PROBLEM 1. From the price approval article, list everything the decision system screen shows together with the requested price.
PROBLEM 2. According to the price approval article, what does the system produce when margin falls below a certain level?
PROBLEM 3.
For each statement, say whether the price approval article supports it. Answer yes or no, and quote the deciding words.
(a) A 2 percent discount and a 30 percent discount deserve the same approval process.
(b) In email approval, the manager usually sees only the requested price.
(c) Exceptions below a certain limit go to a higher approval.

PASSAGE SHOWN.
* * * *
Decision Systems · 4 min read

How a price approval screen becomes a decision system

A simple price approval screen, designed well, becomes a decision system: context, thresholds, recommendations, rationale, approval and outcome tracking. This article shows, through a concrete example, how a decision system is built.

Most “decision system” discussions stay abstract. This article will proceed through a concrete example: a price approval screen. Because this most ordinary-looking screen, designed well, contains all the elements of a decision system.

The starting point is familiar. A sales rep wants to give a customer a non-standard price or discount. This requires approval. In most companies, this approval runs over email: the rep writes, the manager says “approved,” the decision is made.

This is not an approval but a gap. Which price, on what rationale, with what margin impact, against which alternatives was it approved? None of it is recorded. Six months later, there is no trail of this decision.

Now let us turn this simple approval, step by step, into a decision system. Each step is the concrete counterpart of an abstract “decision system” principle.

Step 1: Bringing context to the screen

The first transformation is bringing the right context in front of the person making the decision.

In email approval, the manager usually sees only the requested price. They have to look up the context the decision needs themselves: what is the current price? What will the margin be? What did we give this customer before? Where is the competitor?

A decision system brings this context to the moment of approval. The screen shows, along with the requested price, the current price, the margin impact, the customer’s past terms, their volume and, if available, the competitor price. The decision-maker no longer searches; they compare.

This is the first concrete form of the “not a report, but a decision system” principle: information is moved to where the decision is made.

Step 2: Defining thresholds

The second transformation is no longer putting every approval in the same basket.

Not all price exceptions are at the same risk level. A 2 percent discount and a 30 percent discount do not deserve the same approval process. A small flexibility for a standard customer and a large concession for a strategic customer cannot be handled with the same attention.

A decision system defines thresholds. Exceptions below a certain limit are approved automatically or pass in one step. Those above a certain threshold go to a higher approval. If margin falls below a certain level, the system produces an additional alert.

This way, the approval burden becomes proportional to the risk of the decision. Low-risk decisions speed up, high-risk decisions slow down and are reviewed properly.

Step 3: Offering recommendations and alternatives

The third transformation is the system not only showing the requested price but offering options.
* * * *
SUPPLIED RECORDS.
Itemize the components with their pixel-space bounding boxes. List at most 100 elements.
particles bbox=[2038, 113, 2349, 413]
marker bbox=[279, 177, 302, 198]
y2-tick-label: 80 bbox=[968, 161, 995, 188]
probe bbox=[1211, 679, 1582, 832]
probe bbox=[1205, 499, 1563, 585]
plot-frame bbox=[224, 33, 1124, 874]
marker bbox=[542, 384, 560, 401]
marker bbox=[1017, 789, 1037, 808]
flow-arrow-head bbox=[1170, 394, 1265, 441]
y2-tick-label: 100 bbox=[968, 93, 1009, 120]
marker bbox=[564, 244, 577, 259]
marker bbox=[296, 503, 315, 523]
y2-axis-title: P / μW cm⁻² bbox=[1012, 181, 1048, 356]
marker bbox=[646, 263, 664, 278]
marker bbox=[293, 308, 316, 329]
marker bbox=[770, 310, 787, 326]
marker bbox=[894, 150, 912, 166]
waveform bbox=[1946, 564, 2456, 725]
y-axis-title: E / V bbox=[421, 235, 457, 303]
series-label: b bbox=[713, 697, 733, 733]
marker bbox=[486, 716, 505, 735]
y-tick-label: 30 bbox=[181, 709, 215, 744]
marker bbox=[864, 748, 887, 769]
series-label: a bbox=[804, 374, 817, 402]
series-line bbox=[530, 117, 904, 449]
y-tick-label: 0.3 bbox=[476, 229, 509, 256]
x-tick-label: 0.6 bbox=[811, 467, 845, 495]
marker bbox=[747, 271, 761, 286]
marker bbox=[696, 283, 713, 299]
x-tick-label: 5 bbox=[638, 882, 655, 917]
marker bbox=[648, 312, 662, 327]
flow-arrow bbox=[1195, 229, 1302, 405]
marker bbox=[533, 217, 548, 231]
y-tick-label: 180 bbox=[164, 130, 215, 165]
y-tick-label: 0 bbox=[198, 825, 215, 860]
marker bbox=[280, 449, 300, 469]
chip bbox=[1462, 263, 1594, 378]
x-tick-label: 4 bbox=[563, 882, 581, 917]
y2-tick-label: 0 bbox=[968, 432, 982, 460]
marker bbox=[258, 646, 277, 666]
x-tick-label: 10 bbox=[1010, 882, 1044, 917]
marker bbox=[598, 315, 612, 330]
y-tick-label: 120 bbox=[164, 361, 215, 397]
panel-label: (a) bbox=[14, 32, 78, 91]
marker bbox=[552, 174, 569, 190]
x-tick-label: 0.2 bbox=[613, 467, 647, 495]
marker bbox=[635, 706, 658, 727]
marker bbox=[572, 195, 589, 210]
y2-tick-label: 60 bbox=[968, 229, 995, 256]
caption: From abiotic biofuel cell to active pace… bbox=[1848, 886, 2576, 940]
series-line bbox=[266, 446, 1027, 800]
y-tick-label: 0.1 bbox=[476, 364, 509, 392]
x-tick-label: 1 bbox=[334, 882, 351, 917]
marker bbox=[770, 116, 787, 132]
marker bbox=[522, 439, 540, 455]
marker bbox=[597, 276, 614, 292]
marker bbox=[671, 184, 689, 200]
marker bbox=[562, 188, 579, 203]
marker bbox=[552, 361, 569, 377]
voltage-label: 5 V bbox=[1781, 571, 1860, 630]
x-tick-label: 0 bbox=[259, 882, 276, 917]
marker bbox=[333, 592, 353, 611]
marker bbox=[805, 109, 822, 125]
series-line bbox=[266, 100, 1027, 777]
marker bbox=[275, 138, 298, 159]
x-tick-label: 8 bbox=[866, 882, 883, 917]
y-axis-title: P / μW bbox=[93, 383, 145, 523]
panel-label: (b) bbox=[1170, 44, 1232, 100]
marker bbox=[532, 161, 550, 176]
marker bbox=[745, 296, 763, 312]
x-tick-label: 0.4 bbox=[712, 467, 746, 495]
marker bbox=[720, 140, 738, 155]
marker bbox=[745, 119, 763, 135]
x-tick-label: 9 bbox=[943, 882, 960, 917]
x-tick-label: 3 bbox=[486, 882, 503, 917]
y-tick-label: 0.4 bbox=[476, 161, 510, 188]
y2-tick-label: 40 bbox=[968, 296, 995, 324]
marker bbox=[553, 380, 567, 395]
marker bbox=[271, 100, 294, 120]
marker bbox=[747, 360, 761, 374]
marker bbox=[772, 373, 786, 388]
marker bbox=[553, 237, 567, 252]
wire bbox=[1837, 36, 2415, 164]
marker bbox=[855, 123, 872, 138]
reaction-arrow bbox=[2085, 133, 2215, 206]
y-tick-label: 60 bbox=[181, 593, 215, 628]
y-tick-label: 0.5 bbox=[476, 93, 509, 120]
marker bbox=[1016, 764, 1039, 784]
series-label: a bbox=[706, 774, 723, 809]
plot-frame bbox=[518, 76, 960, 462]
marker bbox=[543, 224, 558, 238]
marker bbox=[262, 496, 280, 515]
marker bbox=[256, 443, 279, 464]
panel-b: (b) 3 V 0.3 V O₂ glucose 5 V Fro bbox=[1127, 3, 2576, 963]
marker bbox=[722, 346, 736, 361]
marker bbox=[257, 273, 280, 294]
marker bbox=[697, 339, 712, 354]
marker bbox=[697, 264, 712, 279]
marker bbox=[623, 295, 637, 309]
* * * *
EXERCISE RESULT 1.
- the current price
- the margin impact
- the customer's past terms
- the customer's volume
- the competitor price, if available

EXERCISE RESULT 2. An additional alert.

EXERCISE RESULT 3.
(a) No: "A 2 percent discount and a 30 percent discount do not deserve the same approval process."
(b) Yes: "In email approval, the manager usually sees only the requested price."
(c) No: "Exceptions below a certain limit are approved automatically or pass in one step."